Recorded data
[START]
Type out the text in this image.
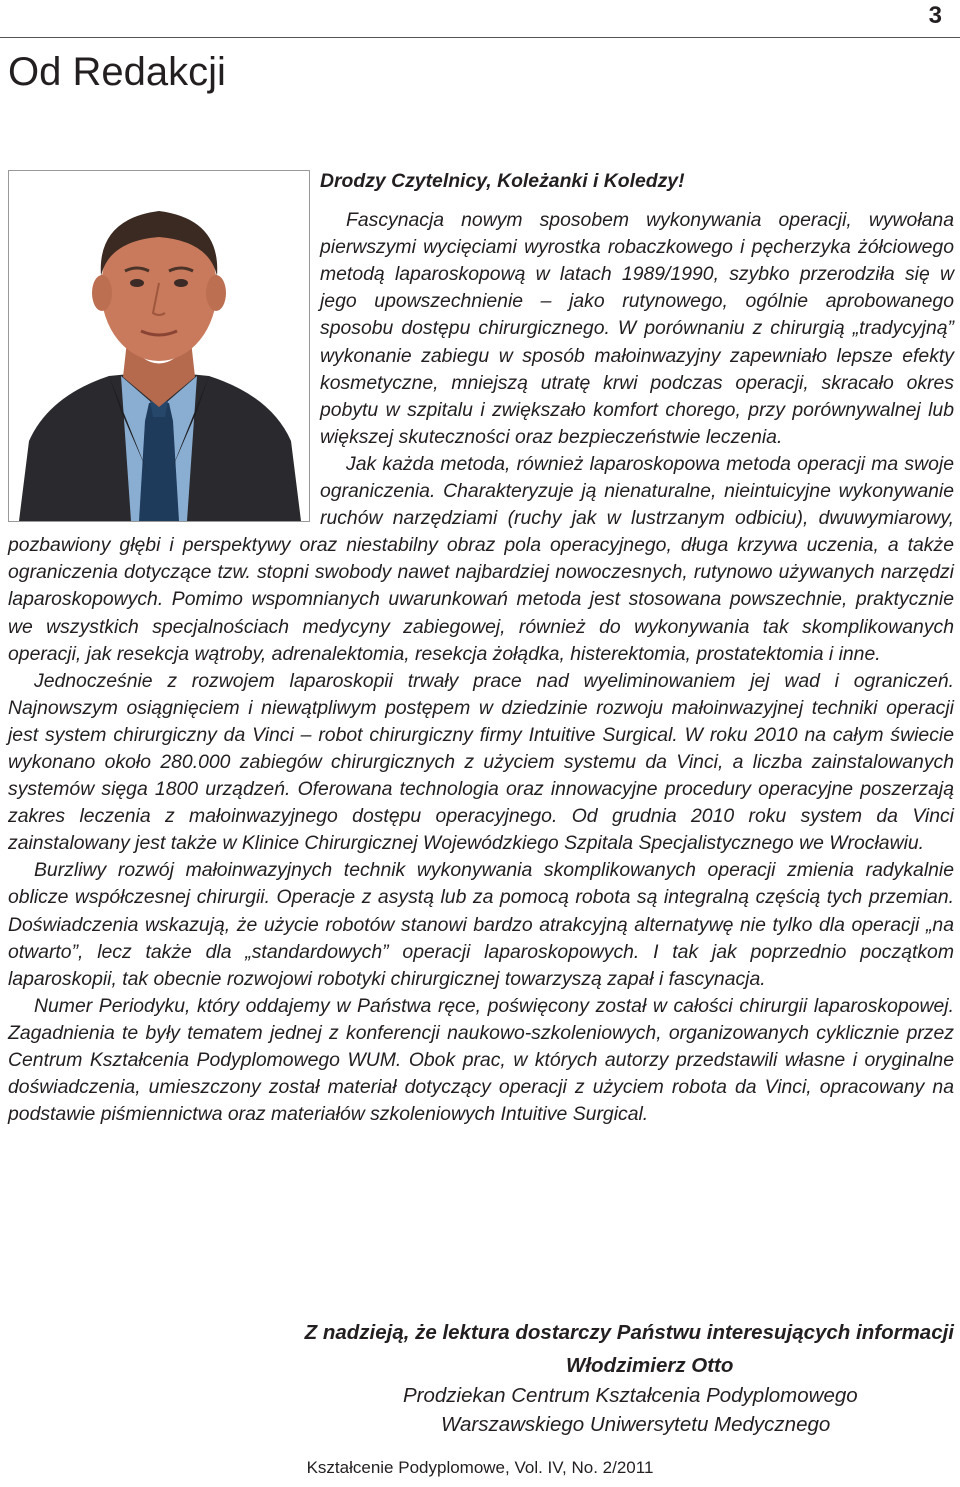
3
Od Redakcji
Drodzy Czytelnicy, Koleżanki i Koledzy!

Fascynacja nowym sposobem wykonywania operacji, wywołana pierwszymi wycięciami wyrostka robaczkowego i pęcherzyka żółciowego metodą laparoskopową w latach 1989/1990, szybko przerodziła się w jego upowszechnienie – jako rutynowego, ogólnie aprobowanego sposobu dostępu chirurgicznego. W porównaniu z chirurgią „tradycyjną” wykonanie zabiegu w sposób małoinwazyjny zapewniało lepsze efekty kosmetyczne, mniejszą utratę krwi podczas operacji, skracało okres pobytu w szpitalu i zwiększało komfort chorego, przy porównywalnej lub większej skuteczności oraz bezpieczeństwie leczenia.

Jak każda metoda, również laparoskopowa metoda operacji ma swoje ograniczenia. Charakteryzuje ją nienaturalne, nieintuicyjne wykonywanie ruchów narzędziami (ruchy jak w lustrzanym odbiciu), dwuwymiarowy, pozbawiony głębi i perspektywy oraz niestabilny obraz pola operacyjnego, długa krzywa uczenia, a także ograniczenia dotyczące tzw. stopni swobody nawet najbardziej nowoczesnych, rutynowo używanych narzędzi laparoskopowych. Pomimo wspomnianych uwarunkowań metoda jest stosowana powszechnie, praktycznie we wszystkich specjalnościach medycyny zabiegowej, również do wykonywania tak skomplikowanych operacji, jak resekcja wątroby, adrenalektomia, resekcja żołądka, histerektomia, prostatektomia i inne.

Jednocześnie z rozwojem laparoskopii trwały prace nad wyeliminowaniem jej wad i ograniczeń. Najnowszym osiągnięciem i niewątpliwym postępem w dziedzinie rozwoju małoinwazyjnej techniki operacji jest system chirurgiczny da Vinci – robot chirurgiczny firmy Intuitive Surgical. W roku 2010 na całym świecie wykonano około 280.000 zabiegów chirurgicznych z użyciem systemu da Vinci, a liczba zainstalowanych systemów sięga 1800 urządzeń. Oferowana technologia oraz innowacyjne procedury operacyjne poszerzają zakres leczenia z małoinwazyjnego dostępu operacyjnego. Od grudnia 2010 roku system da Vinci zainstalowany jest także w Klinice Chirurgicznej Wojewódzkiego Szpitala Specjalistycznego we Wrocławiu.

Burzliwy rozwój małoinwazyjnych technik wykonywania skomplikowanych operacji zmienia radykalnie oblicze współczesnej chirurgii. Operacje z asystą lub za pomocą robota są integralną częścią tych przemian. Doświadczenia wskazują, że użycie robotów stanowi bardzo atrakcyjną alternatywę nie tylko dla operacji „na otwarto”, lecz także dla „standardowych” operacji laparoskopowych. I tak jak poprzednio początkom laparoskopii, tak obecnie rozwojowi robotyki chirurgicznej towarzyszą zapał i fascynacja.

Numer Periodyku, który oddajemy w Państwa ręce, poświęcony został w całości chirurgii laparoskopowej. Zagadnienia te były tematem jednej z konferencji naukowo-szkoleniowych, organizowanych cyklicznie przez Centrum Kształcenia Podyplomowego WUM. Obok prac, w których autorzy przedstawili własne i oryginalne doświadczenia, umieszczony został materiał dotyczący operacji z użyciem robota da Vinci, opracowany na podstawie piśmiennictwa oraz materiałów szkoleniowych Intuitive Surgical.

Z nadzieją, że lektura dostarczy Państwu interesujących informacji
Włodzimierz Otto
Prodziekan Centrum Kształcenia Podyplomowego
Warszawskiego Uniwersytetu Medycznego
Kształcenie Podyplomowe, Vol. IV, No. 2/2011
[END]
[START]
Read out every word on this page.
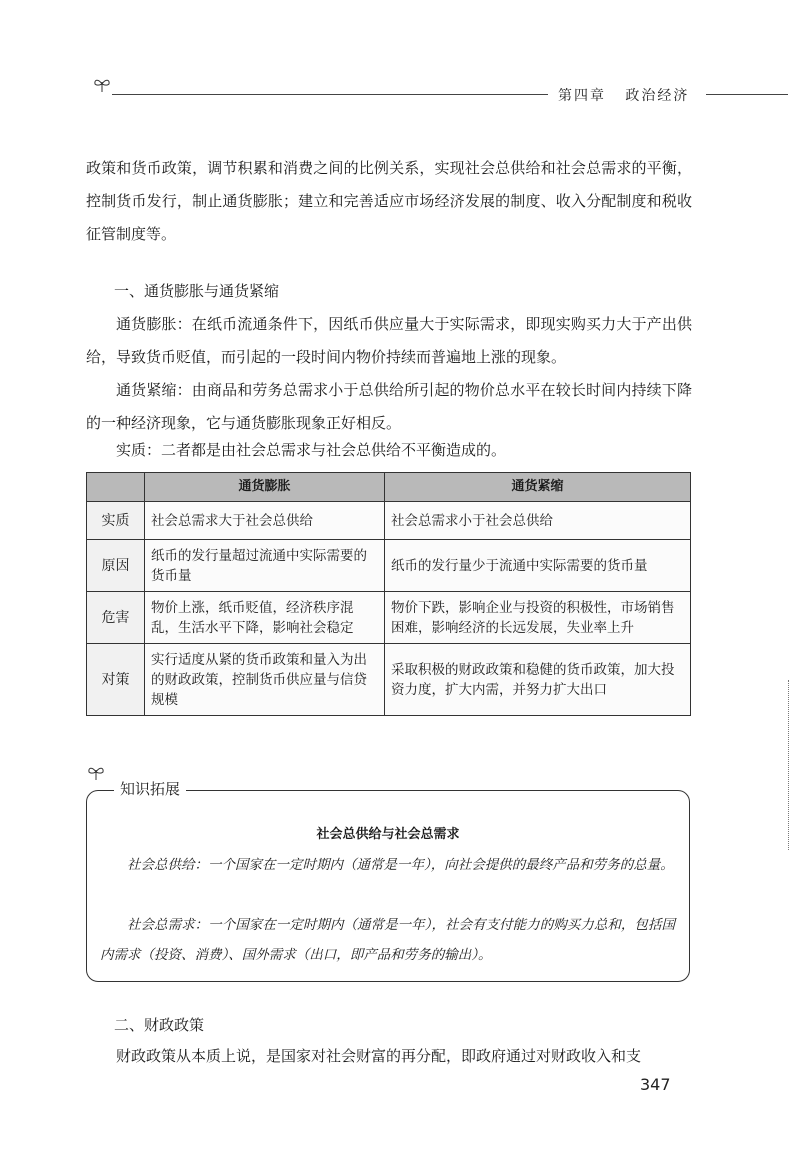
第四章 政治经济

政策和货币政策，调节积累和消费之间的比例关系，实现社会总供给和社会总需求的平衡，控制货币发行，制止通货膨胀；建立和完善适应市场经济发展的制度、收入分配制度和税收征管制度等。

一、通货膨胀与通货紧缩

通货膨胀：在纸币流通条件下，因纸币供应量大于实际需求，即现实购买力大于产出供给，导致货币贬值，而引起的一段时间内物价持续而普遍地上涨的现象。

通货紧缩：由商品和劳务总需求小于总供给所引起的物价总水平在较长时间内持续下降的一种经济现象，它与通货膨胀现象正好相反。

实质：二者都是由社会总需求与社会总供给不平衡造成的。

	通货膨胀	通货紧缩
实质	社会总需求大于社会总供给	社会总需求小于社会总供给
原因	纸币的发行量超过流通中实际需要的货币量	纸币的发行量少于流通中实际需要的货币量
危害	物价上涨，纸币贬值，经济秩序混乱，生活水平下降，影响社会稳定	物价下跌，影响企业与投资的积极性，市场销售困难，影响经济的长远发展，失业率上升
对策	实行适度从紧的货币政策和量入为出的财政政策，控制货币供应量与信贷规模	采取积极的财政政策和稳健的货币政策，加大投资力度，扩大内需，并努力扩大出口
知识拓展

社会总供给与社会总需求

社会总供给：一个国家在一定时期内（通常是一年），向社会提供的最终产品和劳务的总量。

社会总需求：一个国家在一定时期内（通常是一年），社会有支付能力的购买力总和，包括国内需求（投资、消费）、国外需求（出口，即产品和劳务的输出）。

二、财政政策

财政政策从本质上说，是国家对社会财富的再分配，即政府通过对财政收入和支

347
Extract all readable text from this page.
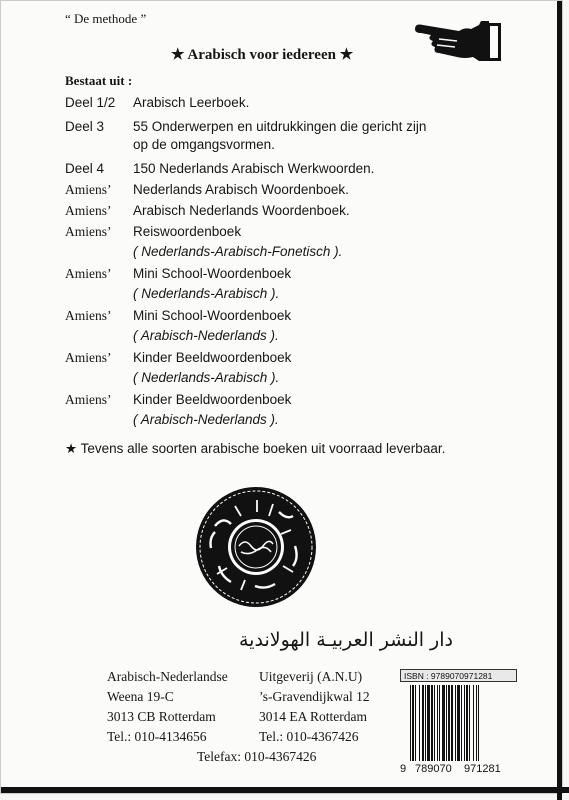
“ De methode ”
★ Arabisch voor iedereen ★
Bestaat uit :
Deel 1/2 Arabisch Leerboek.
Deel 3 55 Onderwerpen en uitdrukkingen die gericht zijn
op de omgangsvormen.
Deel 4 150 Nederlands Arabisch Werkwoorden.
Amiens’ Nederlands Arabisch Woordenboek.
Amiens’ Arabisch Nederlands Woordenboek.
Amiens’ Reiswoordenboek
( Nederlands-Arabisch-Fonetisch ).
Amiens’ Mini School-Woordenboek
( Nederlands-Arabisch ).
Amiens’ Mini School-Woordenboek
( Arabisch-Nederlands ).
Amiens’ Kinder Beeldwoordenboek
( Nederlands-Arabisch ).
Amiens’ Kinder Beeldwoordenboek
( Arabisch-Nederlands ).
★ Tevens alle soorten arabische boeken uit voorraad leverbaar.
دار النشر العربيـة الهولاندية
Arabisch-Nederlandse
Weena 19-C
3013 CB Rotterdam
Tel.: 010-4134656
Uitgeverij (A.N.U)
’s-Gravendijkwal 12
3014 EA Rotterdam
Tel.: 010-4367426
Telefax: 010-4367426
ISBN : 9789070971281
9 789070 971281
[END]
#### REQUIREMENT
Show every line from the entries above in which the word "Amiens" appears.

#### ANSWER IN FULL
Amiens’ Nederlands Arabisch Woordenboek.
Amiens’ Arabisch Nederlands Woordenboek.
Amiens’ Reiswoordenboek
Amiens’ Mini School-Woordenboek
Amiens’ Mini School-Woordenboek
Amiens’ Kinder Beeldwoordenboek
Amiens’ Kinder Beeldwoordenboek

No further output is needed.